* [Task requirements]
a: Answer these questions from the Seroquel deal brief, one per line, marked (i), (ii), (iii):
(i) How much will Luye pay upfront?
(ii) What are AstraZeneca's three main areas of priority now?
(iii) How much did Seroquel and Seroquel XR bring in combined in 2017 in the territories Luye will now have the rights to?
b: According to the Seroquel deal brief, why is AstraZeneca selling off the foreign rights to Seroquel? Answer in one to three sentences.
c: Set down everything from "This latest deal" down to "the rights to." in the Seroquel deal brief.

* [Extract provided]

▼

Dive Brief:
- In its latest sell-off of unwanted assets, AstraZeneca has inked a licensing deal with China's Luye Pharma Group for the rights to Seroquel and Seroquel XR in several countries outside the U.S.
- Luye will pay $260 million upfront and another $278 million in milestone payments upon successful transition of certain activities to Luye from AstraZeneca.
- The deal will give Luye the rights to the antipsychotic in the UK, China, Brazil, Australia, Saudi Arabia, Mexico, South Korea, Thailand, Argentina, Malaysia and South Africa.
Dive Insight:
This is just the latest move by AstraZeneca to monetize assets the pharma no longer considers essential to its current growth strategy. Over the last two years, AstraZeneca has been shifting its priorities to focus more closely on oncology and liver diseases like NASH, or non-alcoholic steatohepatitis. The company's three main areas of priority now are oncology, respiratory, and cardiovascular, renal and metabolic.
"The agreement with Luye Pharma is in line with AstraZeneca’s strategy to focus on three main therapy areas while maximising the value from our legacy medicines like Seroquel," said Mark Mallon, EVP of global product and portfolio strategy at AstraZeneca, in a statement.
This latest deal adds Seroquel to the wide slate of old drugs for which AstraZeneca has sold off the foreign rights. Some of these sales have included upfront payments, while others have been structured with milestones or even royalty payments.
The one thing these deals all have in common, though, is that the British pharma is no longer bogged down by the sales and administrative functions related to the drugs.
The antipsychotic Seroquel began to lose patent protection several years ago, and has now lost it globally. While the drug was once one of AstraZeneca's best-selling products, Seroquel — and its extended release version Seroquel XR — only brought in $148 million combined in 2017 in the territories that Luye will now have the rights to.
The transaction also has other significance. The industry has seen an increasing number of deals involving companies in China, spurred by the maturation of China's life sciences sector and regulatory reforms that have opened up drug development in the country.
But this is one of the first times a Chinese company has inked a deal to gain rights to a drug beyond China or the U.S., emphasizing the move toward globalization.

▲

* [Information supplied]
▼

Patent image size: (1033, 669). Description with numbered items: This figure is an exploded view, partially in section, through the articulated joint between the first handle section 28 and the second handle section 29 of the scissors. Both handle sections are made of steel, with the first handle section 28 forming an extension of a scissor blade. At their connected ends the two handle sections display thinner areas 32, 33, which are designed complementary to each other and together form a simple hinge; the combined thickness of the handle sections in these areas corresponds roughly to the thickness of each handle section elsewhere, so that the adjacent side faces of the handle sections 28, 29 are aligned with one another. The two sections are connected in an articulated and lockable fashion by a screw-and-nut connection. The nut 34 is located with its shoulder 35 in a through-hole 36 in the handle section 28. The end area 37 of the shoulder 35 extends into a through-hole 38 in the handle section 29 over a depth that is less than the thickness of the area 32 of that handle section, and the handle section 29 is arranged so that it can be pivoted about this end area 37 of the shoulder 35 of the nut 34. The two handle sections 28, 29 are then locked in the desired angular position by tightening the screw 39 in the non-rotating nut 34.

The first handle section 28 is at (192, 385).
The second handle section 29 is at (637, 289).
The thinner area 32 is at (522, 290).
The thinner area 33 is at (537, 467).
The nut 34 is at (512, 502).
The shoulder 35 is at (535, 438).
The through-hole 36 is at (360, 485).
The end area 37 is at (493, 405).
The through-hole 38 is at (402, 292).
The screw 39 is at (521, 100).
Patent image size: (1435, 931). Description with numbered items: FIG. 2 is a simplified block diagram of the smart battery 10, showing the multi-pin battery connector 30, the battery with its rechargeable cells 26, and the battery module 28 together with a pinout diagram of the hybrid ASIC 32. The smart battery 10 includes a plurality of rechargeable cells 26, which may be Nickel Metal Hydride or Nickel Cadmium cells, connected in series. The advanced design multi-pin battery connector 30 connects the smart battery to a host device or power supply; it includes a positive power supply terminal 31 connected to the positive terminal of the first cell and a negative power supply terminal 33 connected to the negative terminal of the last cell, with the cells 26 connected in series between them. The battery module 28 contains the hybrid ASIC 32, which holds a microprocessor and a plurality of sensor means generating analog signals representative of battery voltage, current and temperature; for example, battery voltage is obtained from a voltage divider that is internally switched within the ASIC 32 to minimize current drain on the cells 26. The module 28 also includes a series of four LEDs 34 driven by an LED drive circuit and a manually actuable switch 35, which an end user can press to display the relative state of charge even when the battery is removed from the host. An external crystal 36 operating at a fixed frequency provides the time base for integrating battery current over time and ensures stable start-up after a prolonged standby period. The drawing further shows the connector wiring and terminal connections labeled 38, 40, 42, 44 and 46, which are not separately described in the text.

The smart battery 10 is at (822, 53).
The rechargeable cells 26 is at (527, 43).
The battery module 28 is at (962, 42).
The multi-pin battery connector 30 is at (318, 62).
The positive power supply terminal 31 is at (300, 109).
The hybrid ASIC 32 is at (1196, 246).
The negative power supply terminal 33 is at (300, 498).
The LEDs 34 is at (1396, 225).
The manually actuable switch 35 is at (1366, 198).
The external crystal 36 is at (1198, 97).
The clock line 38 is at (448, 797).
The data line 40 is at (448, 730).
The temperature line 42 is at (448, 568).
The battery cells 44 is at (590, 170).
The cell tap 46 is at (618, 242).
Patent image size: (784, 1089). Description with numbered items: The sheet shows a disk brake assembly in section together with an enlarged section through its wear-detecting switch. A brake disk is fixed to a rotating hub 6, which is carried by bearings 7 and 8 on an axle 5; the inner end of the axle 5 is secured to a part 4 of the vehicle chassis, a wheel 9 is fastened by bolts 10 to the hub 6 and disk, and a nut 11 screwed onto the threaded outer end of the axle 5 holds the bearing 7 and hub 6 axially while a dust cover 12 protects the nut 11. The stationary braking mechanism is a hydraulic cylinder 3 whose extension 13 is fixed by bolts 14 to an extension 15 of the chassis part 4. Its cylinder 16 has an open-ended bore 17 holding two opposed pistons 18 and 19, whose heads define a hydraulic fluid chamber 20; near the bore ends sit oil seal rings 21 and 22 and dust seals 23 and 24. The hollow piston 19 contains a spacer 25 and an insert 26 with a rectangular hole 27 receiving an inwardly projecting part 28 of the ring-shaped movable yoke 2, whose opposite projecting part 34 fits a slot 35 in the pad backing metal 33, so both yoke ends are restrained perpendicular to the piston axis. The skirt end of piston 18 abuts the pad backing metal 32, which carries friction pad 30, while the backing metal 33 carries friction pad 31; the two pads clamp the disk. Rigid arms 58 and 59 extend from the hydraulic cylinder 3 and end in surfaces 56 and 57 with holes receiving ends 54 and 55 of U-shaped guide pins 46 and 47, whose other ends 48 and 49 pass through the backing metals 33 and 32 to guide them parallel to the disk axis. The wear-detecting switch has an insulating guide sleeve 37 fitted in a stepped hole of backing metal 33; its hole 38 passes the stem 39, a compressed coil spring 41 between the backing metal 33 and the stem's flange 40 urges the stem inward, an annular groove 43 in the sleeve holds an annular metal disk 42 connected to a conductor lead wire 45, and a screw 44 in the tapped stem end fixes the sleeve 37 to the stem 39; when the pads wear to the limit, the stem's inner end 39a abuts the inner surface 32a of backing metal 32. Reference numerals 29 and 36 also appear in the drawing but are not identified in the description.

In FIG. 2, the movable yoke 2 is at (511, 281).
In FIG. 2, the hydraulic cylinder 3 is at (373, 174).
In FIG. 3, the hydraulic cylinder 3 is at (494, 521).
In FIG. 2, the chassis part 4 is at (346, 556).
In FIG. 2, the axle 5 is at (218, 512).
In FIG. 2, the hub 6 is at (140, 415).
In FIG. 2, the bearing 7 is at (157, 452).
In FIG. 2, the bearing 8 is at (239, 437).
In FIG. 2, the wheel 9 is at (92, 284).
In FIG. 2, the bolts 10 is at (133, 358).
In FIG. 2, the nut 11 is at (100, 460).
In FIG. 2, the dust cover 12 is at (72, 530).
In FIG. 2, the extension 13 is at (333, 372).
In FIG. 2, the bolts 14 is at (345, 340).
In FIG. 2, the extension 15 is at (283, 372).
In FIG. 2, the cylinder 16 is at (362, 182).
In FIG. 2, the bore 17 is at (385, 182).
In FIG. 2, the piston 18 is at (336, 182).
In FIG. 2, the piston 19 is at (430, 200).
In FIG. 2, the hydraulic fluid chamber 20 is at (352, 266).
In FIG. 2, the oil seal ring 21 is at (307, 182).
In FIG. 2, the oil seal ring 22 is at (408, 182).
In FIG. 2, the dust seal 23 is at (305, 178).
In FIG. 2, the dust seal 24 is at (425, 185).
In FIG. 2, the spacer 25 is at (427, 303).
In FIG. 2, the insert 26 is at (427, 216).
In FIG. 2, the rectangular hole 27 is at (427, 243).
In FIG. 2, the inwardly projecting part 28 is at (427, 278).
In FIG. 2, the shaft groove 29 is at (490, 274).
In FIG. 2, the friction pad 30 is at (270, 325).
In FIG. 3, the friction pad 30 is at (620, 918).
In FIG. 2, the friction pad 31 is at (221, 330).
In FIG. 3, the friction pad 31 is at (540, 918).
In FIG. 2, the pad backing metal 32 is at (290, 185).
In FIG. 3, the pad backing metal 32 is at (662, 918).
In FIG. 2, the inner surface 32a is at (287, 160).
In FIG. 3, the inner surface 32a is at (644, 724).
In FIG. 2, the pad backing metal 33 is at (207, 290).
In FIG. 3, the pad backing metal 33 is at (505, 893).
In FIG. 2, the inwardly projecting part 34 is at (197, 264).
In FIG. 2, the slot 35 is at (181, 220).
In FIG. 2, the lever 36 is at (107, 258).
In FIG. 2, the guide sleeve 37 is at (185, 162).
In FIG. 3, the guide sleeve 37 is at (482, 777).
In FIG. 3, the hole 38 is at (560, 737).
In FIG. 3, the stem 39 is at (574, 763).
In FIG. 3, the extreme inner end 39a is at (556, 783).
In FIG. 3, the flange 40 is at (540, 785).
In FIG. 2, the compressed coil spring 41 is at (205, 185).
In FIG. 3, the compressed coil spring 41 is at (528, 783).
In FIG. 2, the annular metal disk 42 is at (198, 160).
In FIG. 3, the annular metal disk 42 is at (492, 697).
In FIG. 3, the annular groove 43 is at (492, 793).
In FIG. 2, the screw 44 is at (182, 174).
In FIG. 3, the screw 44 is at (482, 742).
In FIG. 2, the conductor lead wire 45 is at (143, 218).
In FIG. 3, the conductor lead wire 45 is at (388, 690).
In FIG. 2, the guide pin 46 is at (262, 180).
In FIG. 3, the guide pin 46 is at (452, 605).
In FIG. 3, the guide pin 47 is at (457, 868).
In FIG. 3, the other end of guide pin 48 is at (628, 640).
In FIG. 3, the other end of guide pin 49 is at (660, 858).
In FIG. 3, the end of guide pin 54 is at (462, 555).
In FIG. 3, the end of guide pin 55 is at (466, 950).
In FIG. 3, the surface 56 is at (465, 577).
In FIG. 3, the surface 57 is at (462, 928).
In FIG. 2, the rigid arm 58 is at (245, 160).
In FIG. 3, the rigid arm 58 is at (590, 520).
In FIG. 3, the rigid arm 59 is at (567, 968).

▲

* [Answers per task]
a:
(i) $260 million
(ii) Oncology, respiratory, and cardiovascular, renal and metabolic
(iii) $148 million

b: AstraZeneca no longer considers the drug essential to its current growth strategy, which focuses on three main therapy areas, and the deal lets it maximize value from a legacy medicine. Like its other such deals, it also frees the company from the sales and administrative functions related to the drug.

c:
This latest deal adds Seroquel to the wide slate of old drugs for which AstraZeneca has sold off the foreign rights. Some of these sales have included upfront payments, while others have been structured with milestones or even royalty payments.
The one thing these deals all have in common, though, is that the British pharma is no longer bogged down by the sales and administrative functions related to the drugs.
The antipsychotic Seroquel began to lose patent protection several years ago, and has now lost it globally. While the drug was once one of AstraZeneca's best-selling products, Seroquel — and its extended release version Seroquel XR — only brought in $148 million combined in 2017 in the territories that Luye will now have the rights to.